### Records supplied

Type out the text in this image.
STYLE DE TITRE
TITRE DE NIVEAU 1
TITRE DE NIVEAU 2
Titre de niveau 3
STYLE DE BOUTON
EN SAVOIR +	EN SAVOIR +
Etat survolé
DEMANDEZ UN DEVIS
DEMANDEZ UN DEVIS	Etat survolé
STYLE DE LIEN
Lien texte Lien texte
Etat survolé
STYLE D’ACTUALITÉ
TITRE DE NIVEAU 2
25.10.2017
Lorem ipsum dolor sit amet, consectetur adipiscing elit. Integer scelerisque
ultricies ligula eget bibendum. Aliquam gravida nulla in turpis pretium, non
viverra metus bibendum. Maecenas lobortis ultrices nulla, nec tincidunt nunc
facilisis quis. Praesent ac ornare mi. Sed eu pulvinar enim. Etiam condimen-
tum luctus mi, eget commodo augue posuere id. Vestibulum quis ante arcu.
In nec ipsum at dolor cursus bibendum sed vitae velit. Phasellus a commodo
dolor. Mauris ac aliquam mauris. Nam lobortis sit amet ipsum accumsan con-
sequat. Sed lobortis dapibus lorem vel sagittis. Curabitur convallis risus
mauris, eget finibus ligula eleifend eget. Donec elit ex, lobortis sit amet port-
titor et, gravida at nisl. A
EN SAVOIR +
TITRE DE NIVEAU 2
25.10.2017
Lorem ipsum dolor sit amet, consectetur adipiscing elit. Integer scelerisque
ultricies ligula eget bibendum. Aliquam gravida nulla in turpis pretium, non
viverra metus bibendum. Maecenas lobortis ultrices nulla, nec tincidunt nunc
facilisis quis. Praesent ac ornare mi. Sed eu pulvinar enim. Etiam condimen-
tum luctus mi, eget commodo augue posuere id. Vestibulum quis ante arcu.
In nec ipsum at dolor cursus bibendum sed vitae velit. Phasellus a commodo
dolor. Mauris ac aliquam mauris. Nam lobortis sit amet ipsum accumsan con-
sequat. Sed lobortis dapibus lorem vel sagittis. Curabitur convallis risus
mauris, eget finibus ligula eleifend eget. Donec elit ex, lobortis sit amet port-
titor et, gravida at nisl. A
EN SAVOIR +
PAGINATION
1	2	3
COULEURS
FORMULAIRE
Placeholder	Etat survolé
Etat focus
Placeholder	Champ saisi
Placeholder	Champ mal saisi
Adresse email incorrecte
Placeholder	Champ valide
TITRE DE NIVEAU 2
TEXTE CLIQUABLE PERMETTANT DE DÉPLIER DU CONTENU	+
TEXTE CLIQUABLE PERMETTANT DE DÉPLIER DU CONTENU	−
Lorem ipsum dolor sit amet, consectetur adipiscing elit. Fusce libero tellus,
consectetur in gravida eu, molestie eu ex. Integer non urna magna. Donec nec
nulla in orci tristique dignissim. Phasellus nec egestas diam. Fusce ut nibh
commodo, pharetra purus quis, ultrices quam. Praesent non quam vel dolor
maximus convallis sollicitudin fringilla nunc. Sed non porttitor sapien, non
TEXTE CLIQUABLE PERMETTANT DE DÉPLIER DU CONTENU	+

### Requirements
Restate all of the entries above precisely.

### The reply
Type out the text in this image.
STYLE DE TITRE
TITRE DE NIVEAU 1
TITRE DE NIVEAU 2
Titre de niveau 3
STYLE DE BOUTON
EN SAVOIR +	EN SAVOIR +
Etat survolé
DEMANDEZ UN DEVIS
DEMANDEZ UN DEVIS	Etat survolé
STYLE DE LIEN
Lien texte Lien texte
Etat survolé
STYLE D’ACTUALITÉ
TITRE DE NIVEAU 2
25.10.2017
Lorem ipsum dolor sit amet, consectetur adipiscing elit. Integer scelerisque
ultricies ligula eget bibendum. Aliquam gravida nulla in turpis pretium, non
viverra metus bibendum. Maecenas lobortis ultrices nulla, nec tincidunt nunc
facilisis quis. Praesent ac ornare mi. Sed eu pulvinar enim. Etiam condimen-
tum luctus mi, eget commodo augue posuere id. Vestibulum quis ante arcu.
In nec ipsum at dolor cursus bibendum sed vitae velit. Phasellus a commodo
dolor. Mauris ac aliquam mauris. Nam lobortis sit amet ipsum accumsan con-
sequat. Sed lobortis dapibus lorem vel sagittis. Curabitur convallis risus
mauris, eget finibus ligula eleifend eget. Donec elit ex, lobortis sit amet port-
titor et, gravida at nisl. A
EN SAVOIR +
TITRE DE NIVEAU 2
25.10.2017
Lorem ipsum dolor sit amet, consectetur adipiscing elit. Integer scelerisque
ultricies ligula eget bibendum. Aliquam gravida nulla in turpis pretium, non
viverra metus bibendum. Maecenas lobortis ultrices nulla, nec tincidunt nunc
facilisis quis. Praesent ac ornare mi. Sed eu pulvinar enim. Etiam condimen-
tum luctus mi, eget commodo augue posuere id. Vestibulum quis ante arcu.
In nec ipsum at dolor cursus bibendum sed vitae velit. Phasellus a commodo
dolor. Mauris ac aliquam mauris. Nam lobortis sit amet ipsum accumsan con-
sequat. Sed lobortis dapibus lorem vel sagittis. Curabitur convallis risus
mauris, eget finibus ligula eleifend eget. Donec elit ex, lobortis sit amet port-
titor et, gravida at nisl. A
EN SAVOIR +
PAGINATION
1	2	3
COULEURS
FORMULAIRE
Placeholder	Etat survolé
Etat focus
Placeholder	Champ saisi
Placeholder	Champ mal saisi
Adresse email incorrecte
Placeholder	Champ valide
TITRE DE NIVEAU 2
TEXTE CLIQUABLE PERMETTANT DE DÉPLIER DU CONTENU	+
TEXTE CLIQUABLE PERMETTANT DE DÉPLIER DU CONTENU	−
Lorem ipsum dolor sit amet, consectetur adipiscing elit. Fusce libero tellus,
consectetur in gravida eu, molestie eu ex. Integer non urna magna. Donec nec
nulla in orci tristique dignissim. Phasellus nec egestas diam. Fusce ut nibh
commodo, pharetra purus quis, ultrices quam. Praesent non quam vel dolor
maximus convallis sollicitudin fringilla nunc. Sed non porttitor sapien, non
TEXTE CLIQUABLE PERMETTANT DE DÉPLIER DU CONTENU	+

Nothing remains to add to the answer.